From the records below, give the number of lines that contain the string "Total", without any other text.

- Collected data
[START]
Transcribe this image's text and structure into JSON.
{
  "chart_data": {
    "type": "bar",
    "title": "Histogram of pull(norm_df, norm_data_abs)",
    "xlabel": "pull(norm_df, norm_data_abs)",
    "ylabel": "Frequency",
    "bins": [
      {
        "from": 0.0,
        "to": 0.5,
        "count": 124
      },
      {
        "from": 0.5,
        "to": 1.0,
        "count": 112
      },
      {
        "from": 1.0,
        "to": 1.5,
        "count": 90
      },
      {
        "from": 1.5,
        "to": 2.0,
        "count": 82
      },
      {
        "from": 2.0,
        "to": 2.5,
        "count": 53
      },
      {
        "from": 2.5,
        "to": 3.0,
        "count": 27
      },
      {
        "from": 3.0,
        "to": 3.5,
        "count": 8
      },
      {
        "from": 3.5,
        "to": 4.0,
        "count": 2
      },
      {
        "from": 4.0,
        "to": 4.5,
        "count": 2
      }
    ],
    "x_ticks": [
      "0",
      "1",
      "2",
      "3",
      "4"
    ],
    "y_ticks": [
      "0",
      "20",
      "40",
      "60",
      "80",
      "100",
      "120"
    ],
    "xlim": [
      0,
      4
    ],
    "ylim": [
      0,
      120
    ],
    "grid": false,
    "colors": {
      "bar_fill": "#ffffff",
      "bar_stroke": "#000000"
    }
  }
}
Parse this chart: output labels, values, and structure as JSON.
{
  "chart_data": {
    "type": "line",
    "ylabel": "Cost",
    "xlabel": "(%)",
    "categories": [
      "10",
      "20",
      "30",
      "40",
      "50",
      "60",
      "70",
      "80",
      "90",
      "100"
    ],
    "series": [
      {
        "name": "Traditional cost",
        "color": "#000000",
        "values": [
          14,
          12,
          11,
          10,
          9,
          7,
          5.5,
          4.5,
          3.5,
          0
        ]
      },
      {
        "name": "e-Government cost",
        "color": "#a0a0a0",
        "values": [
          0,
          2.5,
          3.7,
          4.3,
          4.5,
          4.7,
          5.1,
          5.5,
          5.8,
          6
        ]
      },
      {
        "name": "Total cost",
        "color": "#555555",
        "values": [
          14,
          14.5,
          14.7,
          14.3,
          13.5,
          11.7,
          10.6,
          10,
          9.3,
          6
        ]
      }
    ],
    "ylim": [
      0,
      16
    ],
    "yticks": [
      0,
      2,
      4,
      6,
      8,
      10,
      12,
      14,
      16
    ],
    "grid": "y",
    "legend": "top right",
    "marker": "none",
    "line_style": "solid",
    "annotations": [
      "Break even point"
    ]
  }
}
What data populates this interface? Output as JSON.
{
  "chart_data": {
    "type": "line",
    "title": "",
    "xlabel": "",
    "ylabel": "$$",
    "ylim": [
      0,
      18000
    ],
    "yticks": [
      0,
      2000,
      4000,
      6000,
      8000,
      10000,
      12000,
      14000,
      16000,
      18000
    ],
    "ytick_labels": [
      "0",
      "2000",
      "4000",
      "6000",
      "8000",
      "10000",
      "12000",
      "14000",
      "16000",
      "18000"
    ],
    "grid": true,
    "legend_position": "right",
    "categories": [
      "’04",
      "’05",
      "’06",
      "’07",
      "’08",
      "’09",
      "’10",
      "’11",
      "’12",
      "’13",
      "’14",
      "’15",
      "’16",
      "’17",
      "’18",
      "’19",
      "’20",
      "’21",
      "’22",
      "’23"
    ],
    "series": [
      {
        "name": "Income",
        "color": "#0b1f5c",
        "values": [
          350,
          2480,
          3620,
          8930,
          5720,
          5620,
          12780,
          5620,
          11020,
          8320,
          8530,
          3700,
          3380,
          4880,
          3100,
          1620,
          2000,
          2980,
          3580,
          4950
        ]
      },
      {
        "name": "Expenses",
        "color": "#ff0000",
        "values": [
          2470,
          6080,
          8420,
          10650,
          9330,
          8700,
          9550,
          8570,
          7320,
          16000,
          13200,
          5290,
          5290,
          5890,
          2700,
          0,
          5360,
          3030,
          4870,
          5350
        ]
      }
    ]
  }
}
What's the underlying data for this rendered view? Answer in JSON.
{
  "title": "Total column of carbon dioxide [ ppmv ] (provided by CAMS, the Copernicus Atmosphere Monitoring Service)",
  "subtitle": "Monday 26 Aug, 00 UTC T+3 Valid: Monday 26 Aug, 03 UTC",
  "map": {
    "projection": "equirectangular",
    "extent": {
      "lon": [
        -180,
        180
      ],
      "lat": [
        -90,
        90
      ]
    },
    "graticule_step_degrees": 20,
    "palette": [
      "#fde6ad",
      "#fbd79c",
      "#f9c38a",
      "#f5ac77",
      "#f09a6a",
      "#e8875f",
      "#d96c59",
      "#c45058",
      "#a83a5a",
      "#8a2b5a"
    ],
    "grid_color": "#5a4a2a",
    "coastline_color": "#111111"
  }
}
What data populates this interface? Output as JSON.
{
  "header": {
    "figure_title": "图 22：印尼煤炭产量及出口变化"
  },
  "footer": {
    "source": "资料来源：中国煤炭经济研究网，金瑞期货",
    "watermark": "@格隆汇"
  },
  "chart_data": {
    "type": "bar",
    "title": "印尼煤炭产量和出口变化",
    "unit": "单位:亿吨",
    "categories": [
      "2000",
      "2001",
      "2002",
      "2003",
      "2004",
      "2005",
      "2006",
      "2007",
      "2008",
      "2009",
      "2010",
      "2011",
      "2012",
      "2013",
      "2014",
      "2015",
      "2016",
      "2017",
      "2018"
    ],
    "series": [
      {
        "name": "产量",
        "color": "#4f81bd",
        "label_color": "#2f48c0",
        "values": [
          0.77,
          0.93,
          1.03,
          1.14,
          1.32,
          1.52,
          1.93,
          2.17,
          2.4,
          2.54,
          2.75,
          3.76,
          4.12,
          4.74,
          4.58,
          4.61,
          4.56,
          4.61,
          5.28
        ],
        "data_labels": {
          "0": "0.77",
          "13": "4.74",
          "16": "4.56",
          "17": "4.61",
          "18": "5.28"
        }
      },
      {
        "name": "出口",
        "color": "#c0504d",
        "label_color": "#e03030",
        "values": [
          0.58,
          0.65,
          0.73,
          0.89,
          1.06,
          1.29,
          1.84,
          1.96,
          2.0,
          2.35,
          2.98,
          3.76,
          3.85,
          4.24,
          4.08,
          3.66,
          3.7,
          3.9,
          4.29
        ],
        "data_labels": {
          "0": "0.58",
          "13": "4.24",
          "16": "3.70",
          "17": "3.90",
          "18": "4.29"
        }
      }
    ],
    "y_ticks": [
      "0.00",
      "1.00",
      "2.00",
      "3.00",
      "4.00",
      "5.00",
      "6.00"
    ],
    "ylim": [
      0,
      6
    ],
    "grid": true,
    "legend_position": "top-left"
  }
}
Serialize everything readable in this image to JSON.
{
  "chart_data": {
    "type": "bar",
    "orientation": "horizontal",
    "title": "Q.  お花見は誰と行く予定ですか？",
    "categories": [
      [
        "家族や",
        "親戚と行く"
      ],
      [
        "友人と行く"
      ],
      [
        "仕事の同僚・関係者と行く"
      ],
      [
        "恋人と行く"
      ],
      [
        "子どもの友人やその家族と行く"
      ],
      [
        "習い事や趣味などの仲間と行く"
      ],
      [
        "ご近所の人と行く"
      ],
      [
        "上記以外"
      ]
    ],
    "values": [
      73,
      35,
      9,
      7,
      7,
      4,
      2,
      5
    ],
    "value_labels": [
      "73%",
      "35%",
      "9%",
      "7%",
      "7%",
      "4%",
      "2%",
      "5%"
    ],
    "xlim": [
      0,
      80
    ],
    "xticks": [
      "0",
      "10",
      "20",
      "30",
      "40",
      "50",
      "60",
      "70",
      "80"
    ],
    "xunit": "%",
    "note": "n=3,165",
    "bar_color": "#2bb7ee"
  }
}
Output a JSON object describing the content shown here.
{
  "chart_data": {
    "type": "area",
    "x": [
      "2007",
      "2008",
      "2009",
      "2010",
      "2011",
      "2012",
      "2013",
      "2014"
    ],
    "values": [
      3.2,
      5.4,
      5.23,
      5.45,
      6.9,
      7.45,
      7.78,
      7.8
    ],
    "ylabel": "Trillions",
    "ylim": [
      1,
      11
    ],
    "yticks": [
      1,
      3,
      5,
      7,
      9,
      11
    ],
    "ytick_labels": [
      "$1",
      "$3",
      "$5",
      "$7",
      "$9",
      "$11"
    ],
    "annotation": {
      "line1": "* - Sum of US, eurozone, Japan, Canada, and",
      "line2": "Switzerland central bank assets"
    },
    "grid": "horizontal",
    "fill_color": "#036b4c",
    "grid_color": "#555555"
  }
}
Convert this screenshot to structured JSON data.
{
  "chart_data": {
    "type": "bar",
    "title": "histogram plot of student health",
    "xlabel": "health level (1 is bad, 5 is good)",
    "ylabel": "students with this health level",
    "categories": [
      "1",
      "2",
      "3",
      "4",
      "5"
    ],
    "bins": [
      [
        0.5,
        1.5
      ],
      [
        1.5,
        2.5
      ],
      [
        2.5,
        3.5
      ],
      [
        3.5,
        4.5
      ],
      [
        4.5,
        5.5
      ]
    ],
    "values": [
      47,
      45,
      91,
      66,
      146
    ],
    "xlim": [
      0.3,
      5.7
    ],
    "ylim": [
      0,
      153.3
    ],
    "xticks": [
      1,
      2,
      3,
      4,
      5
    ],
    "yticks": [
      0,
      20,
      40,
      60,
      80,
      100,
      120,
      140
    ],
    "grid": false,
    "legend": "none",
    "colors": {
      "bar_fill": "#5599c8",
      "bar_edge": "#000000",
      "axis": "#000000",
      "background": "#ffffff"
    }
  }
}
[END]
- REPLY TO THE TASK
2